- _Written problem_
Work out the number of lines containing "great". Answer with nothing but that number.

**** Exercise data ****

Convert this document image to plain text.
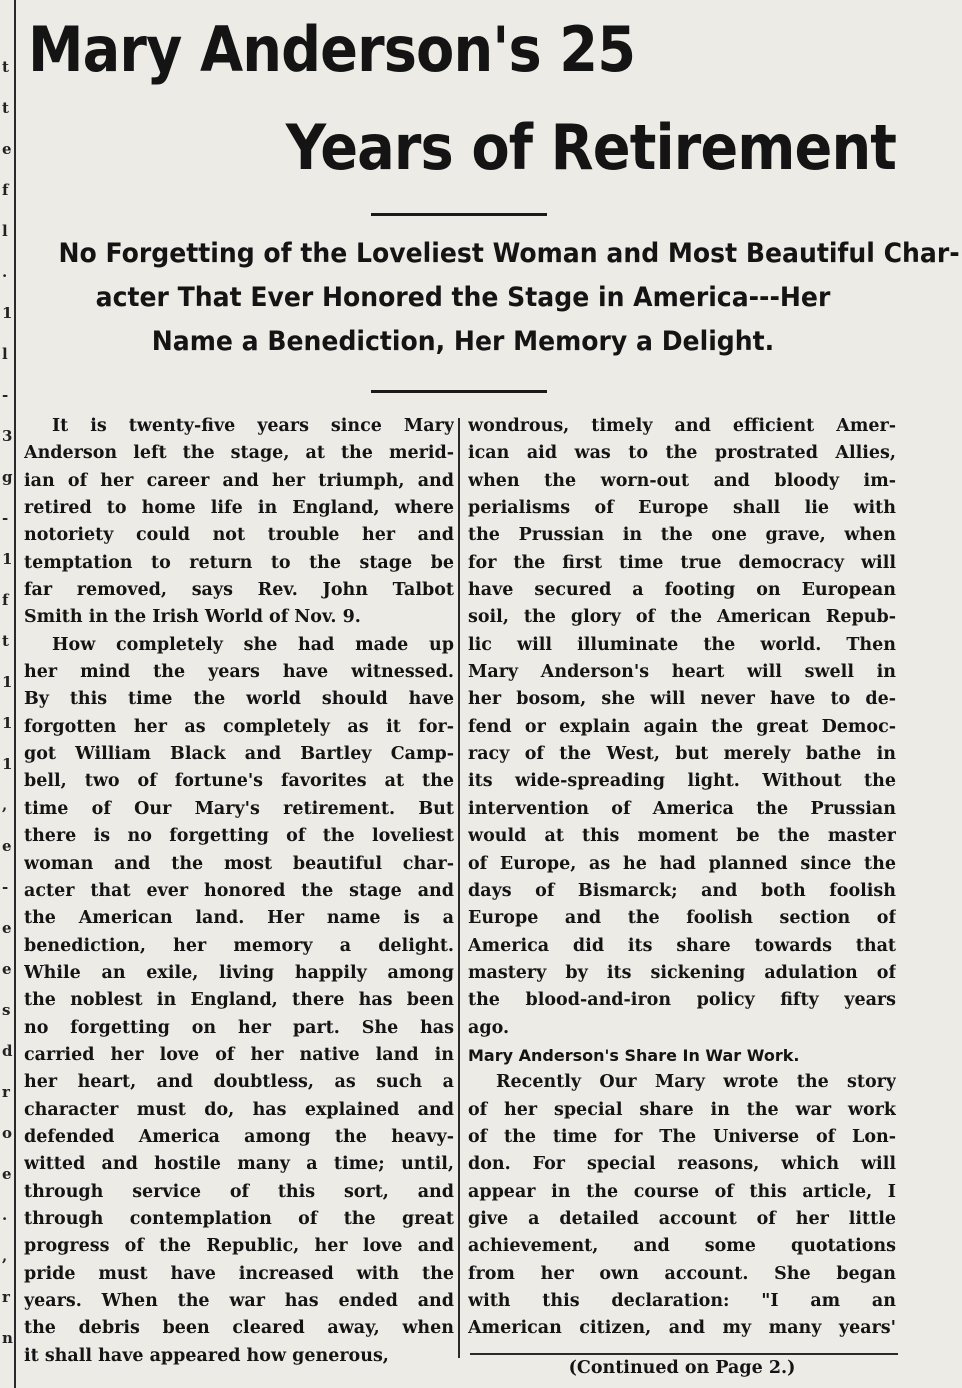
t
t
e
f
l
.
1
l
-
3
g
-
1
f
t
1
1
1
,
e
-
e
e
s
d
r
o
e
.
,
r
n
Mary Anderson's 25
Years of Retirement
No Forgetting of the Loveliest Woman and Most Beautiful Char-
acter That Ever Honored the Stage in America---Her
Name a Benediction, Her Memory a Delight.
It is twenty-five years since Mary
Anderson left the stage, at the merid-
ian of her career and her triumph, and
retired to home life in England, where
notoriety could not trouble her and
temptation to return to the stage be
far removed, says Rev. John Talbot
Smith in the Irish World of Nov. 9.
How completely she had made up
her mind the years have witnessed.
By this time the world should have
forgotten her as completely as it for-
got William Black and Bartley Camp-
bell, two of fortune's favorites at the
time of Our Mary's retirement. But
there is no forgetting of the loveliest
woman and the most beautiful char-
acter that ever honored the stage and
the American land. Her name is a
benediction, her memory a delight.
While an exile, living happily among
the noblest in England, there has been
no forgetting on her part. She has
carried her love of her native land in
her heart, and doubtless, as such a
character must do, has explained and
defended America among the heavy-
witted and hostile many a time; until,
through service of this sort, and
through contemplation of the great
progress of the Republic, her love and
pride must have increased with the
years. When the war has ended and
the debris been cleared away, when
it shall have appeared how generous,
wondrous, timely and efficient Amer-
ican aid was to the prostrated Allies,
when the worn-out and bloody im-
perialisms of Europe shall lie with
the Prussian in the one grave, when
for the first time true democracy will
have secured a footing on European
soil, the glory of the American Repub-
lic will illuminate the world. Then
Mary Anderson's heart will swell in
her bosom, she will never have to de-
fend or explain again the great Democ-
racy of the West, but merely bathe in
its wide-spreading light. Without the
intervention of America the Prussian
would at this moment be the master
of Europe, as he had planned since the
days of Bismarck; and both foolish
Europe and the foolish section of
America did its share towards that
mastery by its sickening adulation of
the blood-and-iron policy fifty years
ago.
Mary Anderson's Share In War Work.
Recently Our Mary wrote the story
of her special share in the war work
of the time for The Universe of Lon-
don. For special reasons, which will
appear in the course of this article, I
give a detailed account of her little
achievement, and some quotations
from her own account. She began
with this declaration: "I am an
American citizen, and my many years'
(Continued on Page 2.)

****

- _Correct result_
2